◆ Problem statement ◆
Here are records with pictures in them. Copy all of them exactly and leave the pictures out.

(Extracted records)
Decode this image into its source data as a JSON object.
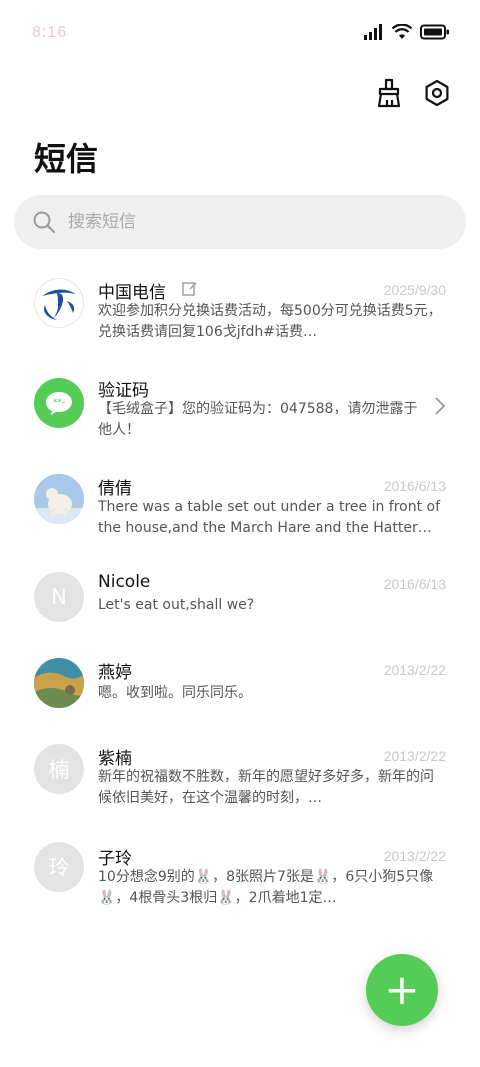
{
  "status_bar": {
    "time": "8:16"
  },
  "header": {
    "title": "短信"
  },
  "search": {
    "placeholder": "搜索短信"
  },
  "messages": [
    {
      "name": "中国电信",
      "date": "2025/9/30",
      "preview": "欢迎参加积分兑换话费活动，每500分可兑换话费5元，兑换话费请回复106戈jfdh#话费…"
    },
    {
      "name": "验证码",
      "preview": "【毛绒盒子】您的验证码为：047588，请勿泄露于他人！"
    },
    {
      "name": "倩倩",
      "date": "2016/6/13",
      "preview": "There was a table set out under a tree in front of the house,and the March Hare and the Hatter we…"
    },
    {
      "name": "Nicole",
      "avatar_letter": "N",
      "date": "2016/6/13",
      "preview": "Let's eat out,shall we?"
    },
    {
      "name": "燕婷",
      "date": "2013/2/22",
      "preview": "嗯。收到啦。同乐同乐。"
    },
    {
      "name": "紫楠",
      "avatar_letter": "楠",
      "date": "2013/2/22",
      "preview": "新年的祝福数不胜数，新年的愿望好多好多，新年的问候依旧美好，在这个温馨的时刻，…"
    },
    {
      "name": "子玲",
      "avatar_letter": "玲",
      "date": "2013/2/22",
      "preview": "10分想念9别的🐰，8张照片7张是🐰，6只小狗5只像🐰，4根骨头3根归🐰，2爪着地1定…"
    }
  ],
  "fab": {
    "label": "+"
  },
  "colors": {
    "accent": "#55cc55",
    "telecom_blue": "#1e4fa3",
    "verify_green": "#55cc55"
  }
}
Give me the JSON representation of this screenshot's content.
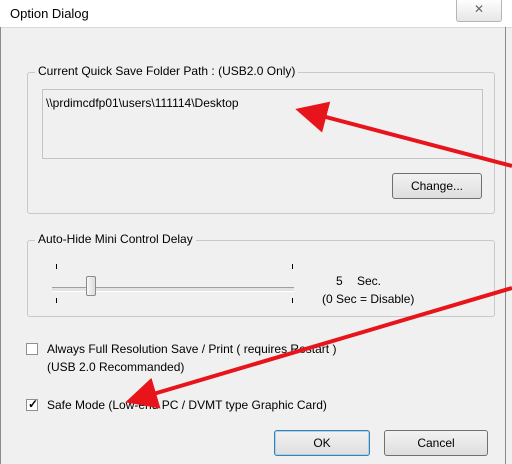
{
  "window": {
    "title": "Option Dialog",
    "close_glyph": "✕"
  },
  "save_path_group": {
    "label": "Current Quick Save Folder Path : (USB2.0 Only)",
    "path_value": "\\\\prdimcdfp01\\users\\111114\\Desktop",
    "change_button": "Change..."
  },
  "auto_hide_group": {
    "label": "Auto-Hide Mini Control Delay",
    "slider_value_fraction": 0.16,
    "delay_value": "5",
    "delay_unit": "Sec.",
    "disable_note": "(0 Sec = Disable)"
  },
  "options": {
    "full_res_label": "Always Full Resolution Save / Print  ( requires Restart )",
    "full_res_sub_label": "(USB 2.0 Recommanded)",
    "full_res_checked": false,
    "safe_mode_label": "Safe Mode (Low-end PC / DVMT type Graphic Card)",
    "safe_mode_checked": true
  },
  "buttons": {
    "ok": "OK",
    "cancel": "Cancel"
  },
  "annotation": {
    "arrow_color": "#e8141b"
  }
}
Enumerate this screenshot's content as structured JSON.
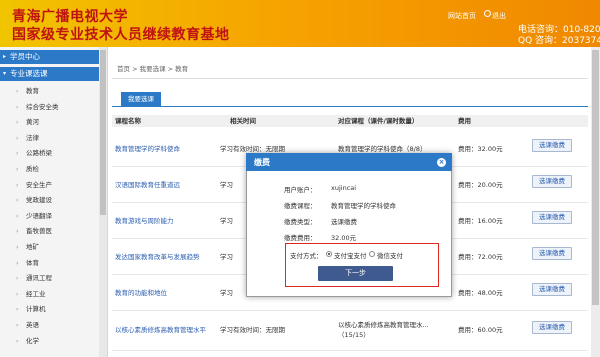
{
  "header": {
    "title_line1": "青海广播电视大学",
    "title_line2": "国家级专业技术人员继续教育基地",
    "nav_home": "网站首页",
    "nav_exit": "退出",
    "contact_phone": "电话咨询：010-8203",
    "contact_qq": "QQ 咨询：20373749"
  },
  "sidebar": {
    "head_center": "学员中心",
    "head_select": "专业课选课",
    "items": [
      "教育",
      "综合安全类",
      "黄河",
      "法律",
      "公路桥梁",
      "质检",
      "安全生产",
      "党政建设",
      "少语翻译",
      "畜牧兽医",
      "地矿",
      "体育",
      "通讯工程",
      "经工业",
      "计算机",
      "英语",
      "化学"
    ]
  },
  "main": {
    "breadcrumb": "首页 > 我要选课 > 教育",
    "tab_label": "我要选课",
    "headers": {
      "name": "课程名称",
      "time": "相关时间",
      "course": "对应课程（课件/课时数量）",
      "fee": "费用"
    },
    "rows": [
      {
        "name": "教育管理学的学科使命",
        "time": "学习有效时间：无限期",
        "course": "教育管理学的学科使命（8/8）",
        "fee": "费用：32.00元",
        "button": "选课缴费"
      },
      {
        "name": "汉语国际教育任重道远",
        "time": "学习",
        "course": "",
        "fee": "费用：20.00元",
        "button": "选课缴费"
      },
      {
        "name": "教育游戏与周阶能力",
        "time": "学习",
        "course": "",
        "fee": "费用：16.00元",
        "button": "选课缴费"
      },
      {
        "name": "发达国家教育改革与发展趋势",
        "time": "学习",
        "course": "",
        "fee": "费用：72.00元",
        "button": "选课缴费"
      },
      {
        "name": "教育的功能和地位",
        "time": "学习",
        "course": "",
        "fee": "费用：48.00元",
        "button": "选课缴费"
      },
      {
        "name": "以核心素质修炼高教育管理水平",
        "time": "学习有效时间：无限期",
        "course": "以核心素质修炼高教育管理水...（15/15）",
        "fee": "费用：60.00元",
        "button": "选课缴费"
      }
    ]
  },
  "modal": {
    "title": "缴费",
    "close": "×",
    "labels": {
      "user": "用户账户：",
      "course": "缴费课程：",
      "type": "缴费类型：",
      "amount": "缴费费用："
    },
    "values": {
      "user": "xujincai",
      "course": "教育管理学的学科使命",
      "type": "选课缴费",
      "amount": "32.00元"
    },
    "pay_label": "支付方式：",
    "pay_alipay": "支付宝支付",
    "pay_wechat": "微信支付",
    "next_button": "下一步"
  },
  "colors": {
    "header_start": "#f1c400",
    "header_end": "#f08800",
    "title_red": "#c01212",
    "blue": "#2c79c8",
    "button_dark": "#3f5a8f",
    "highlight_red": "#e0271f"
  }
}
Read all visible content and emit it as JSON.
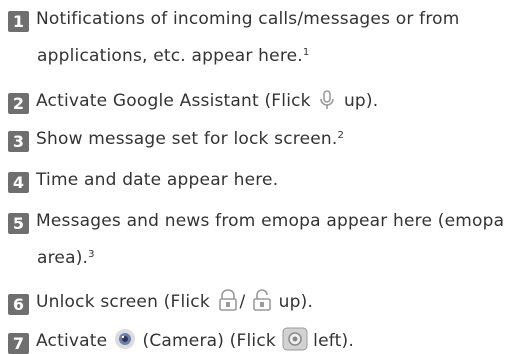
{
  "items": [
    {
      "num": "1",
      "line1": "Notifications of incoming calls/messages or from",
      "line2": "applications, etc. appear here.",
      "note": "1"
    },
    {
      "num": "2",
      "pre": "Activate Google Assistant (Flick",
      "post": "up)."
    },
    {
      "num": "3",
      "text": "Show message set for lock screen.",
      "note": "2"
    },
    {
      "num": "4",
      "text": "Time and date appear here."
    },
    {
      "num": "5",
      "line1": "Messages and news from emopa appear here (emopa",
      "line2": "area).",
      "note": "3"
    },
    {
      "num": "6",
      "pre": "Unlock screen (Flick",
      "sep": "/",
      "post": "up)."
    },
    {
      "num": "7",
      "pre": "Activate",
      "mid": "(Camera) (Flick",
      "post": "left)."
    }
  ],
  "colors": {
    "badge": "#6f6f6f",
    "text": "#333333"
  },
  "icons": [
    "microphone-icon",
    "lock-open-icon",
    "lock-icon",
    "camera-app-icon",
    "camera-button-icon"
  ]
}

◆ Solution ◆
Decode this image into its source data as a JSON object.
{
  "status_bar": {
    "time": "8:16"
  },
  "header": {
    "title": "短信"
  },
  "search": {
    "placeholder": "搜索短信"
  },
  "messages": [
    {
      "name": "中国电信",
      "date": "2025/9/30",
      "preview": "欢迎参加积分兑换话费活动，每500分可兑换话费5元，兑换话费请回复106戈jfdh#话费…"
    },
    {
      "name": "验证码",
      "preview": "【毛绒盒子】您的验证码为：047588，请勿泄露于他人！"
    },
    {
      "name": "倩倩",
      "date": "2016/6/13",
      "preview": "There was a table set out under a tree in front of the house,and the March Hare and the Hatter we…"
    },
    {
      "name": "Nicole",
      "avatar_letter": "N",
      "date": "2016/6/13",
      "preview": "Let's eat out,shall we?"
    },
    {
      "name": "燕婷",
      "date": "2013/2/22",
      "preview": "嗯。收到啦。同乐同乐。"
    },
    {
      "name": "紫楠",
      "avatar_letter": "楠",
      "date": "2013/2/22",
      "preview": "新年的祝福数不胜数，新年的愿望好多好多，新年的问候依旧美好，在这个温馨的时刻，…"
    },
    {
      "name": "子玲",
      "avatar_letter": "玲",
      "date": "2013/2/22",
      "preview": "10分想念9别的🐰，8张照片7张是🐰，6只小狗5只像🐰，4根骨头3根归🐰，2爪着地1定…"
    }
  ],
  "fab": {
    "label": "+"
  },
  "colors": {
    "accent": "#55cc55",
    "telecom_blue": "#1e4fa3",
    "verify_green": "#55cc55"
  }
}
Give me the JSON representation of this screenshot's content.
{
  "window": {
    "title": "Option Dialog",
    "close_glyph": "✕"
  },
  "save_path_group": {
    "label": "Current Quick Save Folder Path : (USB2.0 Only)",
    "path_value": "\\\\prdimcdfp01\\users\\111114\\Desktop",
    "change_button": "Change..."
  },
  "auto_hide_group": {
    "label": "Auto-Hide Mini Control Delay",
    "slider_value_fraction": 0.16,
    "delay_value": "5",
    "delay_unit": "Sec.",
    "disable_note": "(0 Sec = Disable)"
  },
  "options": {
    "full_res_label": "Always Full Resolution Save / Print  ( requires Restart )",
    "full_res_sub_label": "(USB 2.0 Recommanded)",
    "full_res_checked": false,
    "safe_mode_label": "Safe Mode (Low-end PC / DVMT type Graphic Card)",
    "safe_mode_checked": true
  },
  "buttons": {
    "ok": "OK",
    "cancel": "Cancel"
  },
  "annotation": {
    "arrow_color": "#e8141b"
  }
}
Enumerate this screenshot's content as structured JSON.
{
  "header": {
    "title_line1": "青海广播电视大学",
    "title_line2": "国家级专业技术人员继续教育基地",
    "nav_home": "网站首页",
    "nav_exit": "退出",
    "contact_phone": "电话咨询：010-8203",
    "contact_qq": "QQ 咨询：20373749"
  },
  "sidebar": {
    "head_center": "学员中心",
    "head_select": "专业课选课",
    "items": [
      "教育",
      "综合安全类",
      "黄河",
      "法律",
      "公路桥梁",
      "质检",
      "安全生产",
      "党政建设",
      "少语翻译",
      "畜牧兽医",
      "地矿",
      "体育",
      "通讯工程",
      "经工业",
      "计算机",
      "英语",
      "化学"
    ]
  },
  "main": {
    "breadcrumb": "首页 > 我要选课 > 教育",
    "tab_label": "我要选课",
    "headers": {
      "name": "课程名称",
      "time": "相关时间",
      "course": "对应课程（课件/课时数量）",
      "fee": "费用"
    },
    "rows": [
      {
        "name": "教育管理学的学科使命",
        "time": "学习有效时间：无限期",
        "course": "教育管理学的学科使命（8/8）",
        "fee": "费用：32.00元",
        "button": "选课缴费"
      },
      {
        "name": "汉语国际教育任重道远",
        "time": "学习",
        "course": "",
        "fee": "费用：20.00元",
        "button": "选课缴费"
      },
      {
        "name": "教育游戏与周阶能力",
        "time": "学习",
        "course": "",
        "fee": "费用：16.00元",
        "button": "选课缴费"
      },
      {
        "name": "发达国家教育改革与发展趋势",
        "time": "学习",
        "course": "",
        "fee": "费用：72.00元",
        "button": "选课缴费"
      },
      {
        "name": "教育的功能和地位",
        "time": "学习",
        "course": "",
        "fee": "费用：48.00元",
        "button": "选课缴费"
      },
      {
        "name": "以核心素质修炼高教育管理水平",
        "time": "学习有效时间：无限期",
        "course": "以核心素质修炼高教育管理水...（15/15）",
        "fee": "费用：60.00元",
        "button": "选课缴费"
      }
    ]
  },
  "modal": {
    "title": "缴费",
    "close": "×",
    "labels": {
      "user": "用户账户：",
      "course": "缴费课程：",
      "type": "缴费类型：",
      "amount": "缴费费用："
    },
    "values": {
      "user": "xujincai",
      "course": "教育管理学的学科使命",
      "type": "选课缴费",
      "amount": "32.00元"
    },
    "pay_label": "支付方式：",
    "pay_alipay": "支付宝支付",
    "pay_wechat": "微信支付",
    "next_button": "下一步"
  },
  "colors": {
    "header_start": "#f1c400",
    "header_end": "#f08800",
    "title_red": "#c01212",
    "blue": "#2c79c8",
    "button_dark": "#3f5a8f",
    "highlight_red": "#e0271f"
  }
}
Read all visible content and emit it as JSON.
{
  "items": [
    {
      "num": "1",
      "line1": "Notifications of incoming calls/messages or from",
      "line2": "applications, etc. appear here.",
      "note": "1"
    },
    {
      "num": "2",
      "pre": "Activate Google Assistant (Flick",
      "post": "up)."
    },
    {
      "num": "3",
      "text": "Show message set for lock screen.",
      "note": "2"
    },
    {
      "num": "4",
      "text": "Time and date appear here."
    },
    {
      "num": "5",
      "line1": "Messages and news from emopa appear here (emopa",
      "line2": "area).",
      "note": "3"
    },
    {
      "num": "6",
      "pre": "Unlock screen (Flick",
      "sep": "/",
      "post": "up)."
    },
    {
      "num": "7",
      "pre": "Activate",
      "mid": "(Camera) (Flick",
      "post": "left)."
    }
  ],
  "colors": {
    "badge": "#6f6f6f",
    "text": "#333333"
  },
  "icons": [
    "microphone-icon",
    "lock-open-icon",
    "lock-icon",
    "camera-app-icon",
    "camera-button-icon"
  ]
}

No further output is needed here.